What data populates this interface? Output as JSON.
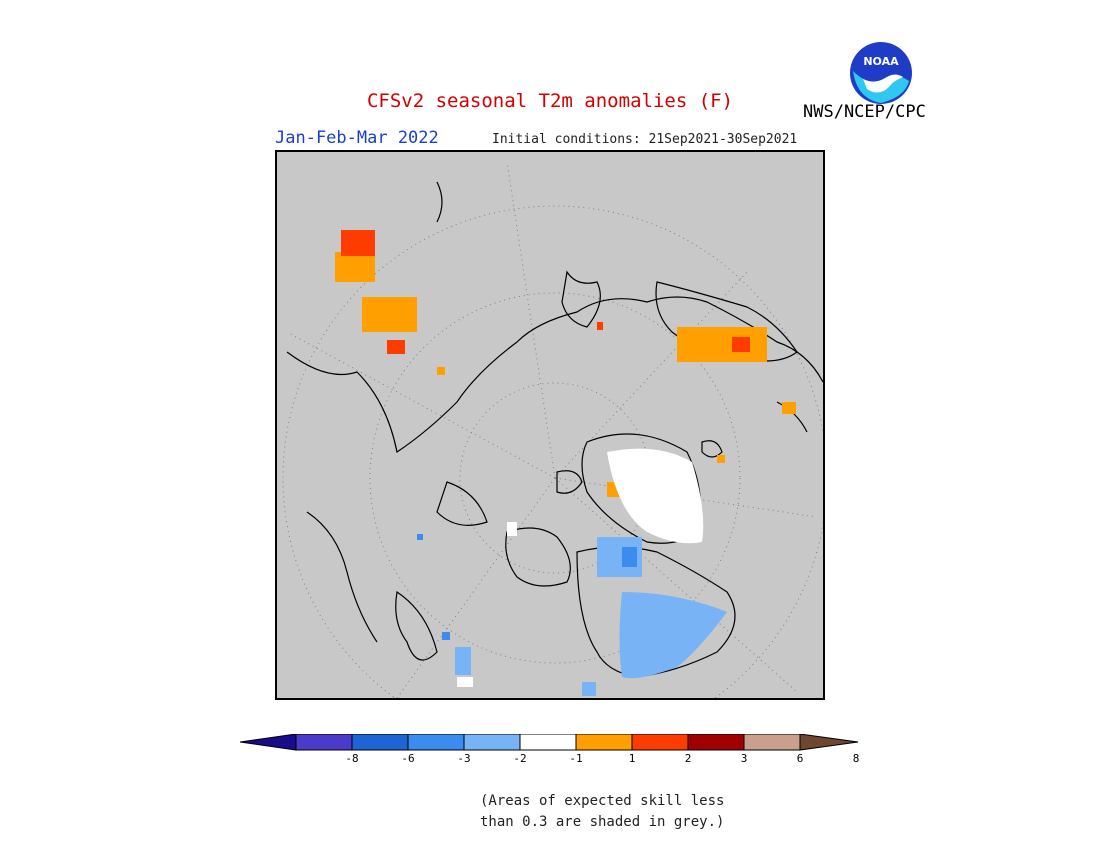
{
  "header": {
    "title": "CFSv2 seasonal T2m anomalies (F)",
    "period": "Jan-Feb-Mar 2022",
    "initial_conditions": "Initial conditions: 21Sep2021-30Sep2021",
    "organization": "NWS/NCEP/CPC",
    "logo_text": "NOAA"
  },
  "colors": {
    "title": "#d40000",
    "period": "#1a3fd0",
    "map_background_grey": "#c8c8c8",
    "bins": [
      "#1a0a8c",
      "#4a3cc8",
      "#1e64d2",
      "#3c8cf0",
      "#78b4f5",
      "#ffffff",
      "#ffa000",
      "#ff3c00",
      "#a00000",
      "#c8a08c",
      "#6e4632"
    ]
  },
  "colorbar": {
    "tick_labels": [
      "-8",
      "-6",
      "-3",
      "-2",
      "-1",
      "1",
      "2",
      "3",
      "6",
      "8"
    ]
  },
  "note": {
    "line1": "(Areas of expected skill less",
    "line2": "than 0.3 are shaded in grey.)"
  }
}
——
Quote the records above exactly, leaving out any pictures.

■ SOLUTION TO THIS TASK:
What data populates this interface? Output as JSON.
{
  "header": {
    "title": "CFSv2 seasonal T2m anomalies (F)",
    "period": "Jan-Feb-Mar 2022",
    "initial_conditions": "Initial conditions: 21Sep2021-30Sep2021",
    "organization": "NWS/NCEP/CPC",
    "logo_text": "NOAA"
  },
  "colors": {
    "title": "#d40000",
    "period": "#1a3fd0",
    "map_background_grey": "#c8c8c8",
    "bins": [
      "#1a0a8c",
      "#4a3cc8",
      "#1e64d2",
      "#3c8cf0",
      "#78b4f5",
      "#ffffff",
      "#ffa000",
      "#ff3c00",
      "#a00000",
      "#c8a08c",
      "#6e4632"
    ]
  },
  "colorbar": {
    "tick_labels": [
      "-8",
      "-6",
      "-3",
      "-2",
      "-1",
      "1",
      "2",
      "3",
      "6",
      "8"
    ]
  },
  "note": {
    "line1": "(Areas of expected skill less",
    "line2": "than 0.3 are shaded in grey.)"
  }
}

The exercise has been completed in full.